- **Data supplied**

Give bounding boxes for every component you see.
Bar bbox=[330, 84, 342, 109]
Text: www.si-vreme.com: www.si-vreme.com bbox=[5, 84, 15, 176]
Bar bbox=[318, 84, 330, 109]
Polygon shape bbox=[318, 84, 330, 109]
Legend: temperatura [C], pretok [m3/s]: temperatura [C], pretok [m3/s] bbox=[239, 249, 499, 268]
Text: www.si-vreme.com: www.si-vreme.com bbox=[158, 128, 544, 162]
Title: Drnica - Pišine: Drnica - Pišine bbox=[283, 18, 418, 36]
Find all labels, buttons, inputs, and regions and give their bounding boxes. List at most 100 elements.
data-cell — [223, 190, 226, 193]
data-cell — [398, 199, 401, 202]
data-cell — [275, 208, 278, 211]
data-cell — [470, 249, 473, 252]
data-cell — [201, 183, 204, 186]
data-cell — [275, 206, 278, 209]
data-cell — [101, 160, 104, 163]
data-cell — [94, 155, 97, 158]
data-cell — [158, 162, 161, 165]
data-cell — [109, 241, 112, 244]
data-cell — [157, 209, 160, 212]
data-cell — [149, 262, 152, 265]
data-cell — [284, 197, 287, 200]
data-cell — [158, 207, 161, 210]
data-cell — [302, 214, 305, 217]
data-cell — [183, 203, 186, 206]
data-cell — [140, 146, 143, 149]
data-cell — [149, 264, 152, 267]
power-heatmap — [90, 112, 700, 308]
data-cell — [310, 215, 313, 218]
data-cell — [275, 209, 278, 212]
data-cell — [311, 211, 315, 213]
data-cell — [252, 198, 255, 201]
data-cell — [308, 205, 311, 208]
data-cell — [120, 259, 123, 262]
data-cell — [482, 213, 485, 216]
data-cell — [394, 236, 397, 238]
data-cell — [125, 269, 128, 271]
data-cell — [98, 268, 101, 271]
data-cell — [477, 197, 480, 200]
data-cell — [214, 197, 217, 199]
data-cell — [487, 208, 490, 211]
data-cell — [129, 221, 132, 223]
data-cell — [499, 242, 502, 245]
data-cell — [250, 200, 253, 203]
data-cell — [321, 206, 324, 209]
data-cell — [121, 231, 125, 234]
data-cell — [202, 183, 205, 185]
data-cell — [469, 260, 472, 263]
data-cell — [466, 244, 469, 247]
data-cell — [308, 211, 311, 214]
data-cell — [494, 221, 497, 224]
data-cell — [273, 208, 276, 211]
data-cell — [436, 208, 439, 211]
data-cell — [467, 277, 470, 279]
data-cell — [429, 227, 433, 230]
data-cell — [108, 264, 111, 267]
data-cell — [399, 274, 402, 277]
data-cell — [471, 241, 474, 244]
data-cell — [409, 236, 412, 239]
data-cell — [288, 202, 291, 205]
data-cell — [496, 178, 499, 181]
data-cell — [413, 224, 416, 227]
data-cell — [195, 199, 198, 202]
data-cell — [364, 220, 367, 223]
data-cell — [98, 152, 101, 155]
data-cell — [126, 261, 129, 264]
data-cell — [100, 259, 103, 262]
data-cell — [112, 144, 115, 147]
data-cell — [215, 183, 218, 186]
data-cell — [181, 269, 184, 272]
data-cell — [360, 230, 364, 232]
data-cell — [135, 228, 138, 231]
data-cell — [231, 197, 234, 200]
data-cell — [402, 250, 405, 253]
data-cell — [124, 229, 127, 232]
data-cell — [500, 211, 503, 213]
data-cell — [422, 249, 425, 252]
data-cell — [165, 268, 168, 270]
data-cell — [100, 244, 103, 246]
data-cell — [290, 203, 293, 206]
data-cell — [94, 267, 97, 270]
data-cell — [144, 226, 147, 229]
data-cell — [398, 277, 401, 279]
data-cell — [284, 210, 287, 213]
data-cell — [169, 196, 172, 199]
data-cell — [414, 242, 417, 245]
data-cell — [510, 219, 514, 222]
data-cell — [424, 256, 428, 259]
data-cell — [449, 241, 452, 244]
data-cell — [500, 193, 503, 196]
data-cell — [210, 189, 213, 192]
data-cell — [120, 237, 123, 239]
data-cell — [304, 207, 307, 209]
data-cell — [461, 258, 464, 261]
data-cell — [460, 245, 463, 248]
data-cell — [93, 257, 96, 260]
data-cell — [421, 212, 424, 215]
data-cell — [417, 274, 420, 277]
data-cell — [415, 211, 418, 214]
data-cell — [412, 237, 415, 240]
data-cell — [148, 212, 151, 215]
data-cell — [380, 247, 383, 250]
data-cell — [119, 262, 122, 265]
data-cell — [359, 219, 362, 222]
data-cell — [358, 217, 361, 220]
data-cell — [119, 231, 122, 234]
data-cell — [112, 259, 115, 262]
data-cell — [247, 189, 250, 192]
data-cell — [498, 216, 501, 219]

- **What to produce**
Please convert the material above into a numbered list with one item per line, leaving out any blank lines.

- **Solution to the exercise**
1. Give bounding boxes for every component you see.
2. Bar bbox=[330, 84, 342, 109]
3. Text: www.si-vreme.com: www.si-vreme.com bbox=[5, 84, 15, 176]
4. Bar bbox=[318, 84, 330, 109]
5. Polygon shape bbox=[318, 84, 330, 109]
6. Legend: temperatura [C], pretok [m3/s]: temperatura [C], pretok [m3/s] bbox=[239, 249, 499, 268]
7. Text: www.si-vreme.com: www.si-vreme.com bbox=[158, 128, 544, 162]
8. Title: Drnica - Pišine: Drnica - Pišine bbox=[283, 18, 418, 36]
9. Find all labels, buttons, inputs, and regions and give their bounding boxes. List at most 100 elements.
10. data-cell — [223, 190, 226, 193]
11. data-cell — [398, 199, 401, 202]
12. data-cell — [275, 208, 278, 211]
13. data-cell — [470, 249, 473, 252]
14. data-cell — [201, 183, 204, 186]
15. data-cell — [275, 206, 278, 209]
16. data-cell — [101, 160, 104, 163]
17. data-cell — [94, 155, 97, 158]
18. data-cell — [158, 162, 161, 165]
19. data-cell — [109, 241, 112, 244]
20. data-cell — [157, 209, 160, 212]
21. data-cell — [149, 262, 152, 265]
22. data-cell — [284, 197, 287, 200]
23. data-cell — [158, 207, 161, 210]
24. data-cell — [302, 214, 305, 217]
25. data-cell — [183, 203, 186, 206]
26. data-cell — [140, 146, 143, 149]
27. data-cell — [149, 264, 152, 267]
28. power-heatmap — [90, 112, 700, 308]
29. data-cell — [310, 215, 313, 218]
30. data-cell — [275, 209, 278, 212]
31. data-cell — [311, 211, 315, 213]
32. data-cell — [252, 198, 255, 201]
33. data-cell — [308, 205, 311, 208]
34. data-cell — [120, 259, 123, 262]
35. data-cell — [482, 213, 485, 216]
36. data-cell — [394, 236, 397, 238]
37. data-cell — [125, 269, 128, 271]
38. data-cell — [98, 268, 101, 271]
39. data-cell — [477, 197, 480, 200]
40. data-cell — [214, 197, 217, 199]
41. data-cell — [487, 208, 490, 211]
42. data-cell — [129, 221, 132, 223]
43. data-cell — [499, 242, 502, 245]
44. data-cell — [250, 200, 253, 203]
45. data-cell — [321, 206, 324, 209]
46. data-cell — [121, 231, 125, 234]
47. data-cell — [202, 183, 205, 185]
48. data-cell — [469, 260, 472, 263]
49. data-cell — [466, 244, 469, 247]
50. data-cell — [308, 211, 311, 214]
51. data-cell — [494, 221, 497, 224]
52. data-cell — [273, 208, 276, 211]
53. data-cell — [436, 208, 439, 211]
54. data-cell — [467, 277, 470, 279]
55. data-cell — [429, 227, 433, 230]
56. data-cell — [108, 264, 111, 267]
57. data-cell — [399, 274, 402, 277]
58. data-cell — [471, 241, 474, 244]
59. data-cell — [409, 236, 412, 239]
60. data-cell — [288, 202, 291, 205]
61. data-cell — [496, 178, 499, 181]
62. data-cell — [413, 224, 416, 227]
63. data-cell — [195, 199, 198, 202]
64. data-cell — [364, 220, 367, 223]
65. data-cell — [98, 152, 101, 155]
66. data-cell — [126, 261, 129, 264]
67. data-cell — [100, 259, 103, 262]
68. data-cell — [112, 144, 115, 147]
69. data-cell — [215, 183, 218, 186]
70. data-cell — [181, 269, 184, 272]
71. data-cell — [360, 230, 364, 232]
72. data-cell — [135, 228, 138, 231]
73. data-cell — [231, 197, 234, 200]
74. data-cell — [402, 250, 405, 253]
75. data-cell — [124, 229, 127, 232]
76. data-cell — [500, 211, 503, 213]
77. data-cell — [422, 249, 425, 252]
78. data-cell — [165, 268, 168, 270]
79. data-cell — [100, 244, 103, 246]
80. data-cell — [290, 203, 293, 206]
81. data-cell — [94, 267, 97, 270]
82. data-cell — [144, 226, 147, 229]
83. data-cell — [398, 277, 401, 279]
84. data-cell — [284, 210, 287, 213]
85. data-cell — [169, 196, 172, 199]
86. data-cell — [414, 242, 417, 245]
87. data-cell — [510, 219, 514, 222]
88. data-cell — [424, 256, 428, 259]
89. data-cell — [449, 241, 452, 244]
90. data-cell — [500, 193, 503, 196]
91. data-cell — [210, 189, 213, 192]
92. data-cell — [120, 237, 123, 239]
93. data-cell — [304, 207, 307, 209]
94. data-cell — [461, 258, 464, 261]
95. data-cell — [460, 245, 463, 248]
96. data-cell — [93, 257, 96, 260]
97. data-cell — [421, 212, 424, 215]
98. data-cell — [417, 274, 420, 277]
99. data-cell — [415, 211, 418, 214]
100. data-cell — [412, 237, 415, 240]
101. data-cell — [148, 212, 151, 215]
102. data-cell — [380, 247, 383, 250]
103. data-cell — [119, 262, 122, 265]
104. data-cell — [359, 219, 362, 222]
105. data-cell — [358, 217, 361, 220]
106. data-cell — [119, 231, 122, 234]
107. data-cell — [112, 259, 115, 262]
108. data-cell — [247, 189, 250, 192]
109. data-cell — [498, 216, 501, 219]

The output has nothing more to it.